_Problem requirements:_
Transcribe the entries below exactly.

_Data shown:_

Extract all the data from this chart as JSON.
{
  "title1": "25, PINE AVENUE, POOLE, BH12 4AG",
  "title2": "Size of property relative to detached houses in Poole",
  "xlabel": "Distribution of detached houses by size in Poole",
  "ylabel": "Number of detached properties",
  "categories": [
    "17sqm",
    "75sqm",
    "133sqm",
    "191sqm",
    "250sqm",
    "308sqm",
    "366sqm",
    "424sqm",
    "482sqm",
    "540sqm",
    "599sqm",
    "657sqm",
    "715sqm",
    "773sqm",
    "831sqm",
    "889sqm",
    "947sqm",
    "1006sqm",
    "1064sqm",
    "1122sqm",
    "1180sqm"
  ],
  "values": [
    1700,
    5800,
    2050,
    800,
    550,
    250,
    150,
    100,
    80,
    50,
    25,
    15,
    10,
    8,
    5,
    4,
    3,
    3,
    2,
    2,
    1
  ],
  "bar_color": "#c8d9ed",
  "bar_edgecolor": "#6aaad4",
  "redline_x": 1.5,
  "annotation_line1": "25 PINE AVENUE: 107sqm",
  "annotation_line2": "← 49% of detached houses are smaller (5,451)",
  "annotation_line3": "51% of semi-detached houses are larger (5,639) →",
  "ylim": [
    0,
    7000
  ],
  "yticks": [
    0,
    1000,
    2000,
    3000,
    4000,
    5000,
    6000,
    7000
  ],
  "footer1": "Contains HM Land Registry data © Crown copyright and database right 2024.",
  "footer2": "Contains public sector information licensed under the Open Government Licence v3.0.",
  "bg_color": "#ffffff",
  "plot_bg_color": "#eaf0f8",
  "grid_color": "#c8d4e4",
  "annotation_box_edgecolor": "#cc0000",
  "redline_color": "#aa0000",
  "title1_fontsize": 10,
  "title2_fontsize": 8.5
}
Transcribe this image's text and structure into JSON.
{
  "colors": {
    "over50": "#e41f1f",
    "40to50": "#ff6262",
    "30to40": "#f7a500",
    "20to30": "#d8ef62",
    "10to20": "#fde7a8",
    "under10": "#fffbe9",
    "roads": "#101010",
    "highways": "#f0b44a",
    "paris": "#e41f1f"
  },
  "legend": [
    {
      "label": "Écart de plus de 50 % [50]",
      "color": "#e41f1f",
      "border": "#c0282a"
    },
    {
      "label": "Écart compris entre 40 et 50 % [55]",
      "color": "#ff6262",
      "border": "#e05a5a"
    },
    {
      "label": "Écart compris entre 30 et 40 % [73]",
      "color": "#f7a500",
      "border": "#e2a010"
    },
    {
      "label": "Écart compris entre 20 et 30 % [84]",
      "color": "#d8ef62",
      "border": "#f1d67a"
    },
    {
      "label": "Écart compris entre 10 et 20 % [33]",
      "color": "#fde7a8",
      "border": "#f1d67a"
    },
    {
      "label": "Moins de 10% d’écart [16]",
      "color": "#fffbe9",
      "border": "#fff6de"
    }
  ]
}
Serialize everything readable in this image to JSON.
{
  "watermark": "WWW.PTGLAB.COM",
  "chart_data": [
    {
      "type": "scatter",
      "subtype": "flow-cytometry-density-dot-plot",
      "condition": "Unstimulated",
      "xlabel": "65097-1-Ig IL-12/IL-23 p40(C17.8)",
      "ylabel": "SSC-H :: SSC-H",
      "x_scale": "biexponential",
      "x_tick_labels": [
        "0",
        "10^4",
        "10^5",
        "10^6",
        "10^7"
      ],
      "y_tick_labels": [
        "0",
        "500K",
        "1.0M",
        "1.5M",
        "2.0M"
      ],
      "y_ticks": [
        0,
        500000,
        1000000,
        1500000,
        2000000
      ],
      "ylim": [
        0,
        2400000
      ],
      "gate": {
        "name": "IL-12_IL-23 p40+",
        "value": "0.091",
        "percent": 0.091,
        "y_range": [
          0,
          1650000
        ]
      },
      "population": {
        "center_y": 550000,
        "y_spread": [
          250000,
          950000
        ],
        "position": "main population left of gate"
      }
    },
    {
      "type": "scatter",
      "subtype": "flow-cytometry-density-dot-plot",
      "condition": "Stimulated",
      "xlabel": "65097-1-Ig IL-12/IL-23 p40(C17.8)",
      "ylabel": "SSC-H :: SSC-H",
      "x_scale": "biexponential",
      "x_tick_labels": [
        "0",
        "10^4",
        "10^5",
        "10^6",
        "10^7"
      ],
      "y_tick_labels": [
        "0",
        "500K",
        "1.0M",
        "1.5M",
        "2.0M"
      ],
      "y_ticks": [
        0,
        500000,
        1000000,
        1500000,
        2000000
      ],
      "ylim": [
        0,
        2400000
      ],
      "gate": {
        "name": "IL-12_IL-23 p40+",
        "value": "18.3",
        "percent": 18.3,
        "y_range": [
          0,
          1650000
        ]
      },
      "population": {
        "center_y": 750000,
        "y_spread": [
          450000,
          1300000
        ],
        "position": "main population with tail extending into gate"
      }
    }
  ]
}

_Exercise solution:_
Extract all the data from this chart as JSON.
{
  "title1": "25, PINE AVENUE, POOLE, BH12 4AG",
  "title2": "Size of property relative to detached houses in Poole",
  "xlabel": "Distribution of detached houses by size in Poole",
  "ylabel": "Number of detached properties",
  "categories": [
    "17sqm",
    "75sqm",
    "133sqm",
    "191sqm",
    "250sqm",
    "308sqm",
    "366sqm",
    "424sqm",
    "482sqm",
    "540sqm",
    "599sqm",
    "657sqm",
    "715sqm",
    "773sqm",
    "831sqm",
    "889sqm",
    "947sqm",
    "1006sqm",
    "1064sqm",
    "1122sqm",
    "1180sqm"
  ],
  "values": [
    1700,
    5800,
    2050,
    800,
    550,
    250,
    150,
    100,
    80,
    50,
    25,
    15,
    10,
    8,
    5,
    4,
    3,
    3,
    2,
    2,
    1
  ],
  "bar_color": "#c8d9ed",
  "bar_edgecolor": "#6aaad4",
  "redline_x": 1.5,
  "annotation_line1": "25 PINE AVENUE: 107sqm",
  "annotation_line2": "← 49% of detached houses are smaller (5,451)",
  "annotation_line3": "51% of semi-detached houses are larger (5,639) →",
  "ylim": [
    0,
    7000
  ],
  "yticks": [
    0,
    1000,
    2000,
    3000,
    4000,
    5000,
    6000,
    7000
  ],
  "footer1": "Contains HM Land Registry data © Crown copyright and database right 2024.",
  "footer2": "Contains public sector information licensed under the Open Government Licence v3.0.",
  "bg_color": "#ffffff",
  "plot_bg_color": "#eaf0f8",
  "grid_color": "#c8d4e4",
  "annotation_box_edgecolor": "#cc0000",
  "redline_color": "#aa0000",
  "title1_fontsize": 10,
  "title2_fontsize": 8.5
}
Transcribe this image's text and structure into JSON.
{
  "colors": {
    "over50": "#e41f1f",
    "40to50": "#ff6262",
    "30to40": "#f7a500",
    "20to30": "#d8ef62",
    "10to20": "#fde7a8",
    "under10": "#fffbe9",
    "roads": "#101010",
    "highways": "#f0b44a",
    "paris": "#e41f1f"
  },
  "legend": [
    {
      "label": "Écart de plus de 50 % [50]",
      "color": "#e41f1f",
      "border": "#c0282a"
    },
    {
      "label": "Écart compris entre 40 et 50 % [55]",
      "color": "#ff6262",
      "border": "#e05a5a"
    },
    {
      "label": "Écart compris entre 30 et 40 % [73]",
      "color": "#f7a500",
      "border": "#e2a010"
    },
    {
      "label": "Écart compris entre 20 et 30 % [84]",
      "color": "#d8ef62",
      "border": "#f1d67a"
    },
    {
      "label": "Écart compris entre 10 et 20 % [33]",
      "color": "#fde7a8",
      "border": "#f1d67a"
    },
    {
      "label": "Moins de 10% d’écart [16]",
      "color": "#fffbe9",
      "border": "#fff6de"
    }
  ]
}
Serialize everything readable in this image to JSON.
{
  "watermark": "WWW.PTGLAB.COM",
  "chart_data": [
    {
      "type": "scatter",
      "subtype": "flow-cytometry-density-dot-plot",
      "condition": "Unstimulated",
      "xlabel": "65097-1-Ig IL-12/IL-23 p40(C17.8)",
      "ylabel": "SSC-H :: SSC-H",
      "x_scale": "biexponential",
      "x_tick_labels": [
        "0",
        "10^4",
        "10^5",
        "10^6",
        "10^7"
      ],
      "y_tick_labels": [
        "0",
        "500K",
        "1.0M",
        "1.5M",
        "2.0M"
      ],
      "y_ticks": [
        0,
        500000,
        1000000,
        1500000,
        2000000
      ],
      "ylim": [
        0,
        2400000
      ],
      "gate": {
        "name": "IL-12_IL-23 p40+",
        "value": "0.091",
        "percent": 0.091,
        "y_range": [
          0,
          1650000
        ]
      },
      "population": {
        "center_y": 550000,
        "y_spread": [
          250000,
          950000
        ],
        "position": "main population left of gate"
      }
    },
    {
      "type": "scatter",
      "subtype": "flow-cytometry-density-dot-plot",
      "condition": "Stimulated",
      "xlabel": "65097-1-Ig IL-12/IL-23 p40(C17.8)",
      "ylabel": "SSC-H :: SSC-H",
      "x_scale": "biexponential",
      "x_tick_labels": [
        "0",
        "10^4",
        "10^5",
        "10^6",
        "10^7"
      ],
      "y_tick_labels": [
        "0",
        "500K",
        "1.0M",
        "1.5M",
        "2.0M"
      ],
      "y_ticks": [
        0,
        500000,
        1000000,
        1500000,
        2000000
      ],
      "ylim": [
        0,
        2400000
      ],
      "gate": {
        "name": "IL-12_IL-23 p40+",
        "value": "18.3",
        "percent": 18.3,
        "y_range": [
          0,
          1650000
        ]
      },
      "population": {
        "center_y": 750000,
        "y_spread": [
          450000,
          1300000
        ],
        "position": "main population with tail extending into gate"
      }
    }
  ]
}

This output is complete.